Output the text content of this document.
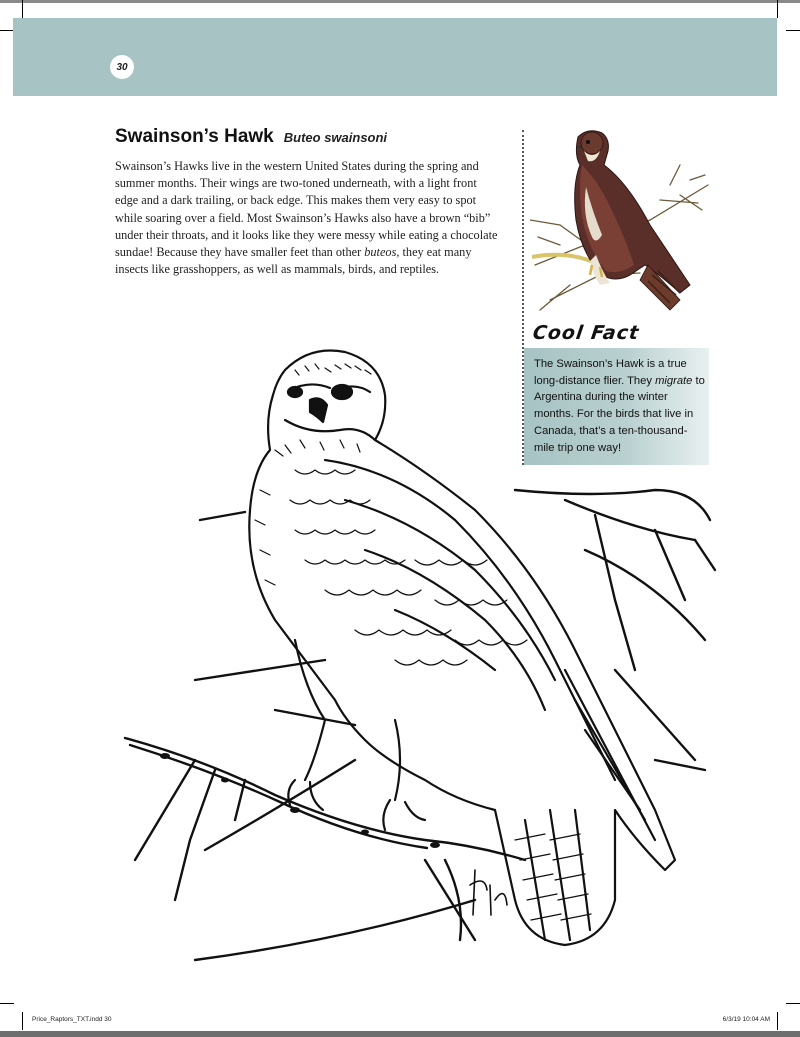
30
Swainson’s Hawk Buteo swainsoni

Swainson’s Hawks live in the western United States during the spring and summer months. Their wings are two-toned underneath, with a light front edge and a dark trailing, or back edge. This makes them very easy to spot while soaring over a field. Most Swainson’s Hawks also have a brown “bib” under their throats, and it looks like they were messy while eating a chocolate sundae! Because they have smaller feet than other buteos, they eat many insects like grasshoppers, as well as mammals, birds, and reptiles.

Cool Fact
The Swainson’s Hawk is a true long-distance flier. They migrate to Argentina during the winter months. For the birds that live in Canada, that’s a ten-thousand-mile trip one way!
Price_Raptors_TXT.indd 30	6/3/19 10:04 AM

▸ REQUIREMENT
Write out the entries again, exactly as given, skipping any images.

▸ COMPLETED TASK
Output the text content of this document.
30
Swainson’s Hawk Buteo swainsoni

Swainson’s Hawks live in the western United States during the spring and summer months. Their wings are two-toned underneath, with a light front edge and a dark trailing, or back edge. This makes them very easy to spot while soaring over a field. Most Swainson’s Hawks also have a brown “bib” under their throats, and it looks like they were messy while eating a chocolate sundae! Because they have smaller feet than other buteos, they eat many insects like grasshoppers, as well as mammals, birds, and reptiles.

Cool Fact
The Swainson’s Hawk is a true long-distance flier. They migrate to Argentina during the winter months. For the birds that live in Canada, that’s a ten-thousand-mile trip one way!
Price_Raptors_TXT.indd 30	6/3/19 10:04 AM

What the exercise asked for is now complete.